WRITTEN REQUEST:
Review the material line by line. Identify and copy every line that contains the string "Member".

Records that describe figures:
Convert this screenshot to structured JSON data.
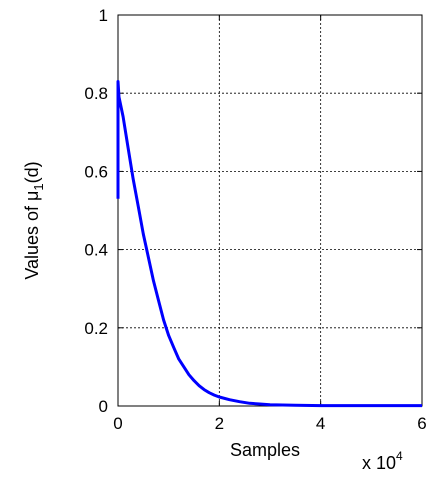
{
  "chart_data": {
    "type": "line",
    "xlabel": "Samples",
    "ylabel_prefix": "Values of μ",
    "ylabel_sub": "1",
    "ylabel_suffix": "(d)",
    "x_multiplier_base": "x 10",
    "x_multiplier_exp": "4",
    "xlim": [
      0,
      6
    ],
    "ylim": [
      0,
      1
    ],
    "xticks": [
      0,
      2,
      4,
      6
    ],
    "yticks": [
      0,
      0.2,
      0.4,
      0.6,
      0.8,
      1
    ],
    "xtick_labels": [
      "0",
      "2",
      "4",
      "6"
    ],
    "ytick_labels": [
      "0",
      "0.2",
      "0.4",
      "0.6",
      "0.8",
      "1"
    ],
    "grid": true,
    "series": [
      {
        "color": "#0000ff",
        "x": [
          0,
          0,
          0.02,
          0.1,
          0.2,
          0.3,
          0.4,
          0.5,
          0.6,
          0.7,
          0.8,
          0.9,
          1.0,
          1.1,
          1.2,
          1.3,
          1.4,
          1.5,
          1.6,
          1.7,
          1.8,
          1.9,
          2.0,
          2.2,
          2.4,
          2.6,
          2.8,
          3.0,
          3.5,
          4.0,
          5.0,
          6.0
        ],
        "y": [
          0.53,
          0.83,
          0.79,
          0.74,
          0.66,
          0.58,
          0.51,
          0.44,
          0.38,
          0.32,
          0.27,
          0.22,
          0.18,
          0.15,
          0.12,
          0.1,
          0.08,
          0.065,
          0.052,
          0.042,
          0.034,
          0.028,
          0.023,
          0.016,
          0.011,
          0.007,
          0.005,
          0.003,
          0.002,
          0.001,
          0.001,
          0.001
        ]
      }
    ]
  }
}
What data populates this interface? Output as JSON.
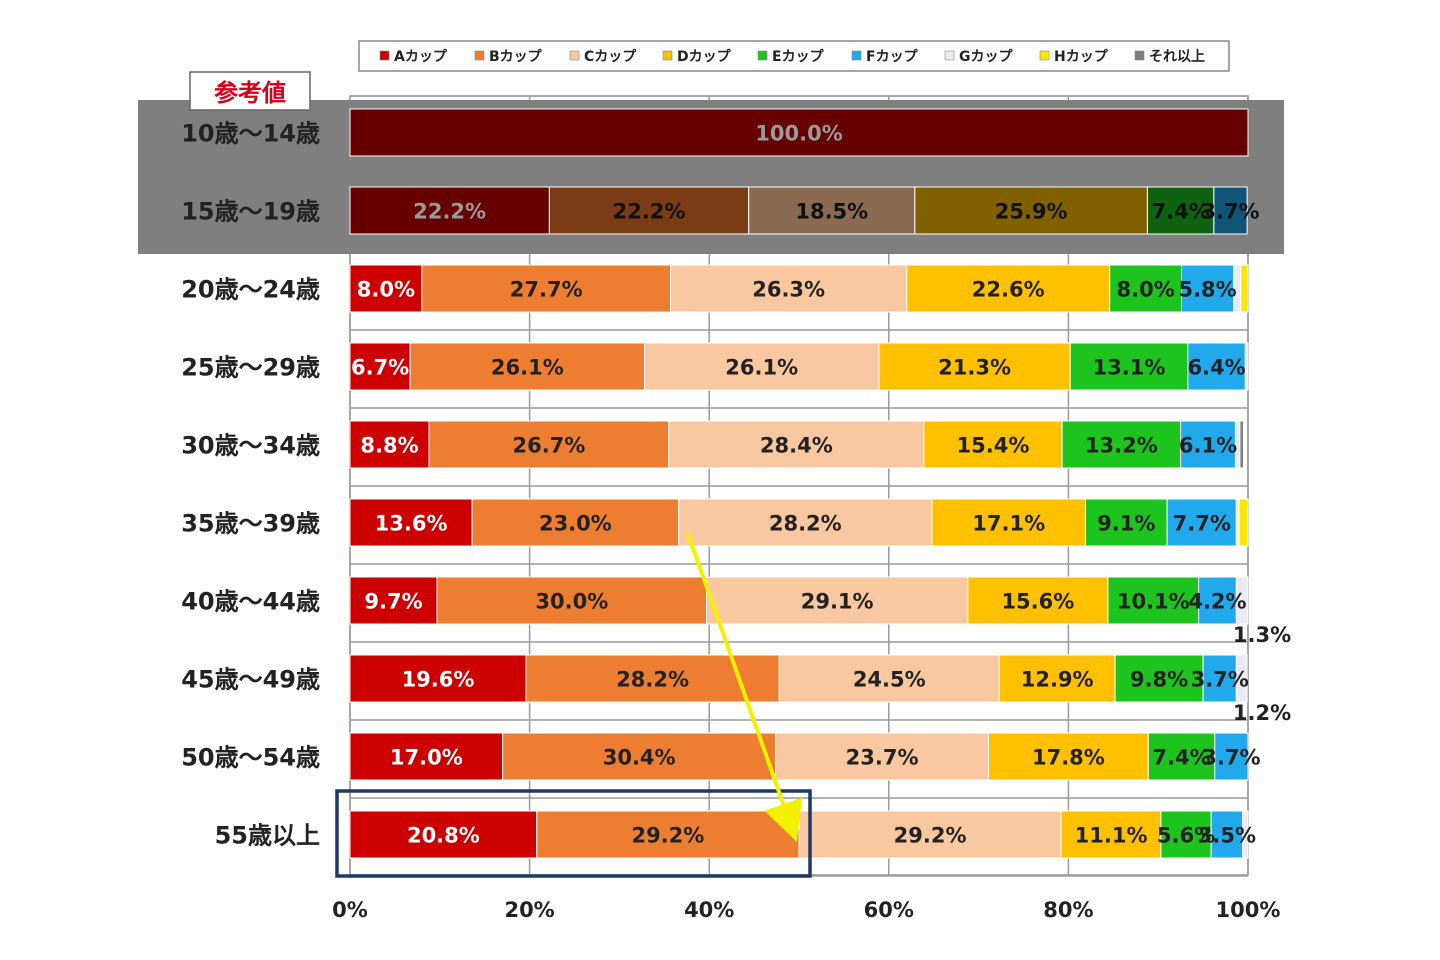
{
  "chart_data": {
    "type": "bar",
    "orientation": "horizontal",
    "stacked": true,
    "xlim": [
      0,
      100
    ],
    "x_ticks": [
      "0%",
      "20%",
      "40%",
      "60%",
      "80%",
      "100%"
    ],
    "reference_label": "参考値",
    "categories": [
      "10歳～14歳",
      "15歳～19歳",
      "20歳～24歳",
      "25歳～29歳",
      "30歳～34歳",
      "35歳～39歳",
      "40歳～44歳",
      "45歳～49歳",
      "50歳～54歳",
      "55歳以上"
    ],
    "reference_categories": [
      0,
      1
    ],
    "highlight_category": 9,
    "series": [
      {
        "name": "Aカップ",
        "color": "#cc0000",
        "ref_color": "#660000",
        "values": [
          100.0,
          22.2,
          8.0,
          6.7,
          8.8,
          13.6,
          9.7,
          19.6,
          17.0,
          20.8
        ]
      },
      {
        "name": "Bカップ",
        "color": "#ed7d31",
        "ref_color": "#7a3c14",
        "values": [
          0,
          22.2,
          27.7,
          26.1,
          26.7,
          23.0,
          30.0,
          28.2,
          30.4,
          29.2
        ]
      },
      {
        "name": "Cカップ",
        "color": "#fac8a0",
        "ref_color": "#8a6b52",
        "values": [
          0,
          18.5,
          26.3,
          26.1,
          28.4,
          28.2,
          29.1,
          24.5,
          23.7,
          29.2
        ]
      },
      {
        "name": "Dカップ",
        "color": "#ffc000",
        "ref_color": "#806000",
        "values": [
          0,
          25.9,
          22.6,
          21.3,
          15.4,
          17.1,
          15.6,
          12.9,
          17.8,
          11.1
        ]
      },
      {
        "name": "Eカップ",
        "color": "#1ec41e",
        "ref_color": "#0f620f",
        "values": [
          0,
          7.4,
          8.0,
          13.1,
          13.2,
          9.1,
          10.1,
          9.8,
          7.4,
          5.6
        ]
      },
      {
        "name": "Fカップ",
        "color": "#21a9ec",
        "ref_color": "#115576",
        "values": [
          0,
          3.7,
          5.8,
          6.4,
          6.1,
          7.7,
          4.2,
          3.7,
          3.7,
          3.5
        ]
      },
      {
        "name": "Gカップ",
        "color": "#eaeaf4",
        "ref_color": "#75757a",
        "values": [
          0,
          0,
          0.8,
          0.3,
          0.5,
          0.3,
          1.3,
          1.2,
          0,
          0.6
        ]
      },
      {
        "name": "Hカップ",
        "color": "#ffe600",
        "ref_color": "#807300",
        "values": [
          0,
          0,
          0.8,
          0,
          0,
          1.0,
          0,
          0,
          0,
          0
        ]
      },
      {
        "name": "それ以上",
        "color": "#7f7f7f",
        "ref_color": "#404040",
        "values": [
          0,
          0,
          0,
          0,
          0.4,
          0,
          0,
          0,
          0,
          0
        ]
      }
    ],
    "data_labels": [
      [
        "100.0%",
        "",
        "",
        "",
        "",
        "",
        "",
        "",
        ""
      ],
      [
        "22.2%",
        "22.2%",
        "18.5%",
        "25.9%",
        "7.4%",
        "3.7%",
        "",
        "",
        ""
      ],
      [
        "8.0%",
        "27.7%",
        "26.3%",
        "22.6%",
        "8.0%",
        "5.8%",
        "",
        "",
        ""
      ],
      [
        "6.7%",
        "26.1%",
        "26.1%",
        "21.3%",
        "13.1%",
        "6.4%",
        "",
        "",
        ""
      ],
      [
        "8.8%",
        "26.7%",
        "28.4%",
        "15.4%",
        "13.2%",
        "6.1%",
        "",
        "",
        ""
      ],
      [
        "13.6%",
        "23.0%",
        "28.2%",
        "17.1%",
        "9.1%",
        "7.7%",
        "",
        "",
        ""
      ],
      [
        "9.7%",
        "30.0%",
        "29.1%",
        "15.6%",
        "10.1%",
        "4.2%",
        "1.3%",
        "",
        ""
      ],
      [
        "19.6%",
        "28.2%",
        "24.5%",
        "12.9%",
        "9.8%",
        "3.7%",
        "1.2%",
        "",
        ""
      ],
      [
        "17.0%",
        "30.4%",
        "23.7%",
        "17.8%",
        "7.4%",
        "3.7%",
        "",
        "",
        ""
      ],
      [
        "20.8%",
        "29.2%",
        "29.2%",
        "11.1%",
        "5.6%",
        "3.5%",
        "",
        "",
        ""
      ]
    ]
  }
}
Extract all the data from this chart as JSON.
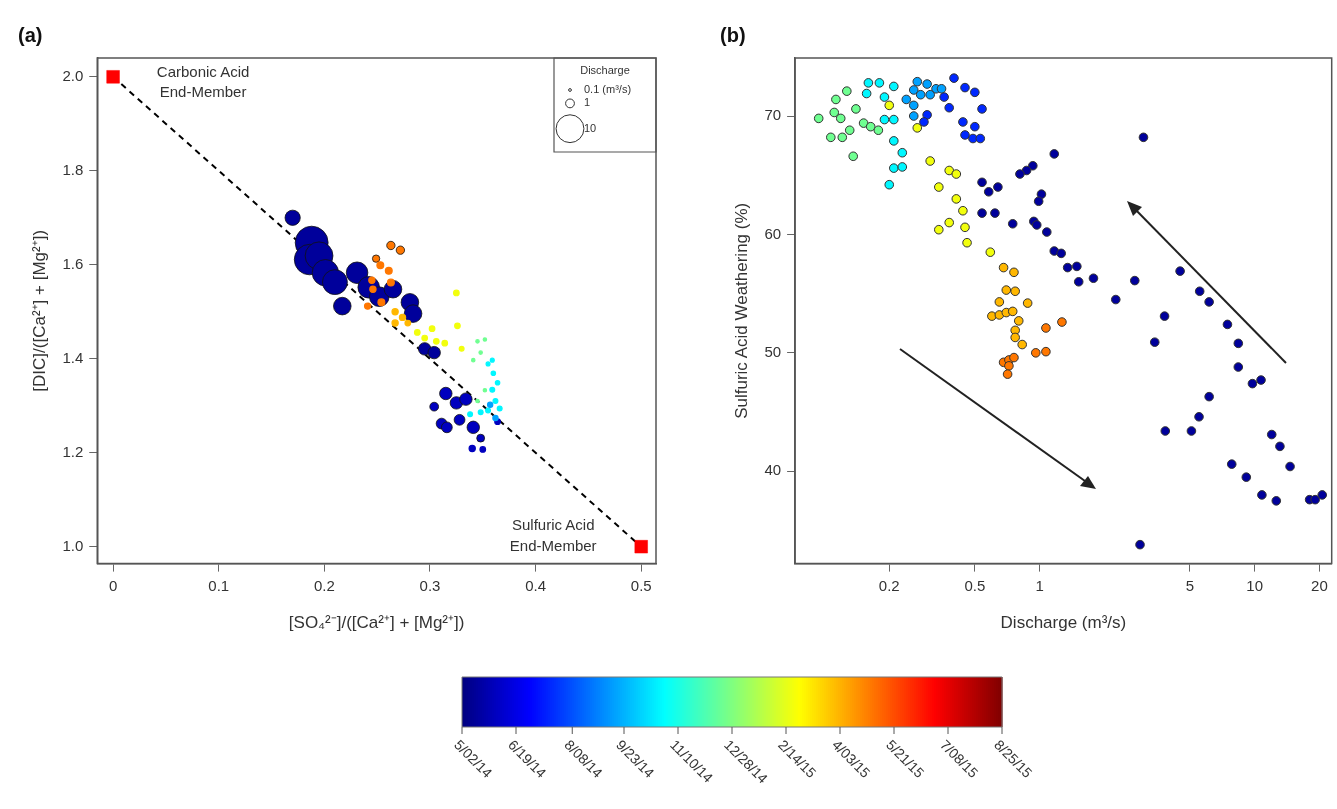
{
  "chart_data": [
    {
      "type": "bubble",
      "title": "(a)",
      "xlabel": "[SO₄²⁻]/([Ca²⁺] + [Mg²⁺])",
      "ylabel": "[DIC]/([Ca²⁺] + [Mg²⁺])",
      "legend_title": "Discharge",
      "size_legend": [
        {
          "value": 0.1,
          "label": "0.1 (m³/s)"
        },
        1,
        10
      ],
      "xlim": [
        -0.015,
        0.514
      ],
      "xticks": [
        0,
        0.1,
        0.2,
        0.3,
        0.4,
        0.5
      ],
      "ylim": [
        0.964,
        2.04
      ],
      "yticks": [
        {
          "value": 1,
          "label": "1.0"
        },
        1.2,
        1.4,
        1.6,
        1.8,
        {
          "value": 2,
          "label": "2.0"
        }
      ],
      "clim": [
        0,
        480
      ],
      "cticks": [
        {
          "value": 0,
          "label": "5/02/14"
        },
        {
          "value": 48,
          "label": "6/19/14"
        },
        {
          "value": 98,
          "label": "8/08/14"
        },
        {
          "value": 144,
          "label": "9/23/14"
        },
        {
          "value": 192,
          "label": "11/10/14"
        },
        {
          "value": 240,
          "label": "12/28/14"
        },
        {
          "value": 288,
          "label": "2/14/15"
        },
        {
          "value": 336,
          "label": "4/03/15"
        },
        {
          "value": 384,
          "label": "5/21/15"
        },
        {
          "value": 432,
          "label": "7/08/15"
        },
        {
          "value": 480,
          "label": "8/25/15"
        }
      ],
      "annotations": [
        {
          "text": "Carbonic Acid\nEnd-Member",
          "x": 0,
          "y": 2
        },
        {
          "text": "Sulfuric Acid\nEnd-Member",
          "x": 0.5,
          "y": 1
        }
      ],
      "series": [
        {
          "type": "bubble",
          "colors": [
            "#00009b",
            "#00009b",
            "#00009b",
            "#00009b",
            "#00009b",
            "#00009b",
            "#00009b",
            "#00009b",
            "#00009b",
            "#00009b",
            "#00009b",
            "#00009b",
            "#00009b",
            "#00009b",
            "#00009b",
            "#0000bf",
            "#0000bf",
            "#0000bf",
            "#0000bf",
            "#0000bf",
            "#0000bf",
            "#0000bf",
            "#0000bf",
            "#0000bf",
            "#0000bf",
            "#0000bf",
            "#0000bf",
            "#ff7700",
            "#ff7700",
            "#ff7700",
            "#ff7700",
            "#ff7700",
            "#ff7700",
            "#ff7700",
            "#ff7700",
            "#ff7700",
            "#ff7700",
            "#ffb700",
            "#ffb700",
            "#ffb700",
            "#ffb700",
            "#f2ff0d",
            "#f2ff0d",
            "#f2ff0d",
            "#f2ff0d",
            "#f2ff0d",
            "#f2ff0d",
            "#f2ff0d",
            "#f2ff0d",
            "#6fff91",
            "#6fff91",
            "#6fff91",
            "#6fff91",
            "#6fff91",
            "#6fff91",
            "#00f7ff",
            "#00f7ff",
            "#00f7ff",
            "#00f7ff",
            "#00f7ff",
            "#00f7ff",
            "#00f7ff",
            "#00f7ff",
            "#00f7ff",
            "#00f7ff",
            "#00a1ff",
            "#00a1ff"
          ],
          "x": [
            0.188,
            0.186,
            0.195,
            0.201,
            0.21,
            0.217,
            0.231,
            0.242,
            0.252,
            0.265,
            0.281,
            0.284,
            0.17,
            0.295,
            0.304,
            0.315,
            0.304,
            0.325,
            0.334,
            0.311,
            0.316,
            0.328,
            0.341,
            0.348,
            0.34,
            0.35,
            0.364,
            0.263,
            0.272,
            0.249,
            0.253,
            0.261,
            0.245,
            0.246,
            0.241,
            0.254,
            0.263,
            0.267,
            0.274,
            0.267,
            0.279,
            0.288,
            0.295,
            0.306,
            0.314,
            0.325,
            0.326,
            0.33,
            0.302,
            0.345,
            0.352,
            0.348,
            0.341,
            0.352,
            0.345,
            0.355,
            0.36,
            0.364,
            0.359,
            0.362,
            0.355,
            0.348,
            0.338,
            0.366,
            0.359,
            0.362,
            0.357
          ],
          "values": [
            1.647,
            1.611,
            1.619,
            1.583,
            1.563,
            1.512,
            1.583,
            1.552,
            1.532,
            1.548,
            1.52,
            1.496,
            1.7,
            1.421,
            1.413,
            1.326,
            1.298,
            1.306,
            1.314,
            1.262,
            1.254,
            1.27,
            1.254,
            1.231,
            1.209,
            1.207,
            1.266,
            1.641,
            1.631,
            1.613,
            1.599,
            1.587,
            1.567,
            1.548,
            1.512,
            1.52,
            1.562,
            1.5,
            1.488,
            1.476,
            1.476,
            1.456,
            1.444,
            1.437,
            1.433,
            1.54,
            1.47,
            1.421,
            1.464,
            1.437,
            1.441,
            1.413,
            1.397,
            1.333,
            1.31,
            1.389,
            1.369,
            1.349,
            1.334,
            1.31,
            1.29,
            1.286,
            1.282,
            1.294,
            1.397,
            1.274,
            1.302
          ],
          "sizes": [
            14,
            12,
            10,
            9,
            8,
            4,
            6,
            6,
            5,
            4,
            4,
            4,
            3,
            2,
            2,
            2,
            1,
            2,
            2,
            1.5,
            1.5,
            1.5,
            2,
            0.8,
            0.5,
            0.4,
            0.4,
            0.9,
            0.9,
            0.7,
            0.6,
            0.6,
            0.5,
            0.5,
            0.5,
            0.6,
            0.6,
            0.5,
            0.5,
            0.5,
            0.4,
            0.4,
            0.4,
            0.4,
            0.4,
            0.4,
            0.4,
            0.3,
            0.4,
            0.15,
            0.15,
            0.15,
            0.15,
            0.15,
            0.15,
            0.2,
            0.25,
            0.25,
            0.3,
            0.3,
            0.3,
            0.3,
            0.3,
            0.3,
            0.2,
            0.35,
            0.35
          ],
          "cvalues": [
            13,
            13,
            13,
            13,
            13,
            13,
            13,
            13,
            13,
            13,
            13,
            13,
            13,
            13,
            13,
            30,
            30,
            30,
            30,
            30,
            30,
            30,
            30,
            30,
            30,
            30,
            30,
            364,
            364,
            364,
            364,
            364,
            364,
            364,
            364,
            364,
            364,
            334,
            334,
            334,
            334,
            294,
            294,
            294,
            294,
            294,
            294,
            294,
            294,
            232,
            232,
            232,
            232,
            232,
            232,
            176,
            176,
            176,
            176,
            176,
            176,
            176,
            176,
            176,
            176,
            136,
            136
          ]
        },
        {
          "type": "scatter",
          "x": [
            0,
            0.5
          ],
          "values": [
            2,
            1
          ],
          "color": "#ff0000",
          "marker": "square"
        },
        {
          "type": "line",
          "x": [
            0,
            0.5
          ],
          "values": [
            2,
            1
          ],
          "color": "#000000",
          "line_style": "dashed",
          "marker": "none"
        }
      ]
    },
    {
      "type": "scatter",
      "title": "(b)",
      "xlabel": "Discharge (m³/s)",
      "ylabel": "Sulfuric Acid Weathering (%)",
      "log": "x",
      "marker": "circle",
      "xlim": [
        0.073,
        22.8
      ],
      "xticks": [
        0.2,
        0.5,
        1,
        5,
        10,
        20
      ],
      "ylim": [
        32.2,
        74.9
      ],
      "yticks": [
        40,
        50,
        60,
        70
      ],
      "series": [
        {
          "x": [
            3.04,
            1.17,
            0.93,
            0.87,
            0.81,
            1.02,
            0.99,
            0.54,
            0.58,
            0.64,
            0.54,
            0.62,
            0.75,
            0.94,
            0.97,
            1.08,
            1.17,
            1.26,
            1.35,
            1.49,
            1.52,
            1.78,
            2.26,
            2.77,
            4.5,
            3.81,
            3.43,
            5.55,
            6.14,
            7.47,
            8.39,
            8.39,
            9.76,
            10.7,
            6.14,
            5.51,
            3.84,
            5.08,
            12.0,
            13.1,
            14.6,
            7.82,
            9.14,
            10.8,
            12.6,
            18.0,
            19.1,
            20.6,
            2.93,
            0.4,
            0.45,
            0.5,
            0.54,
            0.44,
            0.5,
            0.45,
            0.49,
            0.53,
            0.38,
            0.36,
            0.3,
            0.29,
            0.27,
            0.3,
            0.33,
            0.26,
            0.28,
            0.31,
            0.24,
            0.26,
            0.26,
            0.35,
            0.21,
            0.19,
            0.18,
            0.16,
            0.19,
            0.21,
            0.21,
            0.23,
            0.21,
            0.23,
            0.2,
            0.157,
            0.127,
            0.113,
            0.111,
            0.094,
            0.119,
            0.107,
            0.121,
            0.131,
            0.14,
            0.152,
            0.164,
            0.178,
            0.136,
            0.2,
            0.27,
            0.31,
            0.38,
            0.41,
            0.34,
            0.41,
            0.44,
            0.38,
            0.34,
            0.45,
            0.46,
            0.59,
            0.68,
            0.76,
            0.7,
            0.77,
            0.88,
            0.65,
            0.6,
            0.65,
            0.7,
            0.75,
            0.8,
            0.77,
            0.77,
            0.83,
            1.07,
            1.27,
            0.96,
            1.07,
            0.68,
            0.72,
            0.76,
            0.72,
            0.71
          ],
          "values": [
            68.2,
            66.8,
            65.8,
            65.4,
            65.1,
            63.4,
            62.8,
            64.4,
            63.6,
            64.0,
            61.8,
            61.8,
            60.9,
            61.1,
            60.8,
            60.2,
            58.6,
            58.4,
            57.2,
            57.3,
            56.0,
            56.3,
            54.5,
            56.1,
            56.9,
            53.1,
            50.9,
            55.2,
            54.3,
            52.4,
            50.8,
            48.8,
            47.4,
            47.7,
            46.3,
            44.6,
            43.4,
            43.4,
            43.1,
            42.1,
            40.4,
            40.6,
            39.5,
            38.0,
            37.5,
            37.6,
            37.6,
            38.0,
            33.8,
            73.2,
            72.4,
            72.0,
            70.6,
            69.5,
            69.1,
            68.4,
            68.1,
            68.1,
            70.7,
            71.6,
            70.1,
            69.5,
            72.9,
            72.7,
            72.3,
            72.2,
            71.8,
            71.8,
            71.4,
            70.9,
            70.0,
            72.3,
            72.5,
            71.6,
            72.8,
            72.8,
            69.7,
            69.7,
            67.9,
            66.9,
            65.6,
            65.7,
            64.2,
            71.9,
            72.1,
            71.4,
            70.3,
            69.8,
            69.8,
            68.2,
            68.2,
            68.8,
            70.6,
            69.4,
            69.1,
            68.8,
            66.6,
            70.9,
            69.0,
            66.2,
            65.4,
            65.1,
            64.0,
            63.0,
            62.0,
            61.0,
            60.4,
            60.6,
            59.3,
            58.5,
            57.2,
            56.8,
            55.3,
            55.2,
            54.2,
            54.3,
            53.1,
            53.2,
            53.4,
            53.5,
            52.7,
            51.9,
            51.3,
            50.7,
            52.1,
            52.6,
            50.0,
            50.1,
            49.2,
            49.4,
            49.6,
            48.9,
            48.2
          ],
          "colors": [
            "#00009b",
            "#00009b",
            "#00009b",
            "#00009b",
            "#00009b",
            "#00009b",
            "#00009b",
            "#00009b",
            "#00009b",
            "#00009b",
            "#00009b",
            "#00009b",
            "#00009b",
            "#00009b",
            "#00009b",
            "#00009b",
            "#00009b",
            "#00009b",
            "#00009b",
            "#00009b",
            "#00009b",
            "#00009b",
            "#00009b",
            "#00009b",
            "#00009b",
            "#00009b",
            "#00009b",
            "#00009b",
            "#00009b",
            "#00009b",
            "#00009b",
            "#00009b",
            "#00009b",
            "#00009b",
            "#00009b",
            "#00009b",
            "#00009b",
            "#00009b",
            "#00009b",
            "#00009b",
            "#00009b",
            "#00009b",
            "#00009b",
            "#00009b",
            "#00009b",
            "#00009b",
            "#00009b",
            "#00009b",
            "#00009b",
            "#0028ff",
            "#0028ff",
            "#0028ff",
            "#0028ff",
            "#0028ff",
            "#0028ff",
            "#0028ff",
            "#0028ff",
            "#0028ff",
            "#0028ff",
            "#0028ff",
            "#0028ff",
            "#0028ff",
            "#00a1ff",
            "#00a1ff",
            "#00a1ff",
            "#00a1ff",
            "#00a1ff",
            "#00a1ff",
            "#00a1ff",
            "#00a1ff",
            "#00a1ff",
            "#00a1ff",
            "#00f7ff",
            "#00f7ff",
            "#00f7ff",
            "#00f7ff",
            "#00f7ff",
            "#00f7ff",
            "#00f7ff",
            "#00f7ff",
            "#00f7ff",
            "#00f7ff",
            "#00f7ff",
            "#00f7ff",
            "#6fff91",
            "#6fff91",
            "#6fff91",
            "#6fff91",
            "#6fff91",
            "#6fff91",
            "#6fff91",
            "#6fff91",
            "#6fff91",
            "#6fff91",
            "#6fff91",
            "#6fff91",
            "#6fff91",
            "#f2ff0d",
            "#f2ff0d",
            "#f2ff0d",
            "#f2ff0d",
            "#f2ff0d",
            "#f2ff0d",
            "#f2ff0d",
            "#f2ff0d",
            "#f2ff0d",
            "#f2ff0d",
            "#f2ff0d",
            "#f2ff0d",
            "#f2ff0d",
            "#ffb700",
            "#ffb700",
            "#ffb700",
            "#ffb700",
            "#ffb700",
            "#ffb700",
            "#ffb700",
            "#ffb700",
            "#ffb700",
            "#ffb700",
            "#ffb700",
            "#ffb700",
            "#ffb700",
            "#ffb700",
            "#ff7700",
            "#ff7700",
            "#ff7700",
            "#ff7700",
            "#ff7700",
            "#ff7700",
            "#ff7700",
            "#ff7700",
            "#ff7700"
          ]
        }
      ]
    }
  ]
}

COMPLETED EXERCISE:
          "text": "Carbonic Acid\nEnd-Member",
          "text": "Sulfuric Acid\nEnd-Member",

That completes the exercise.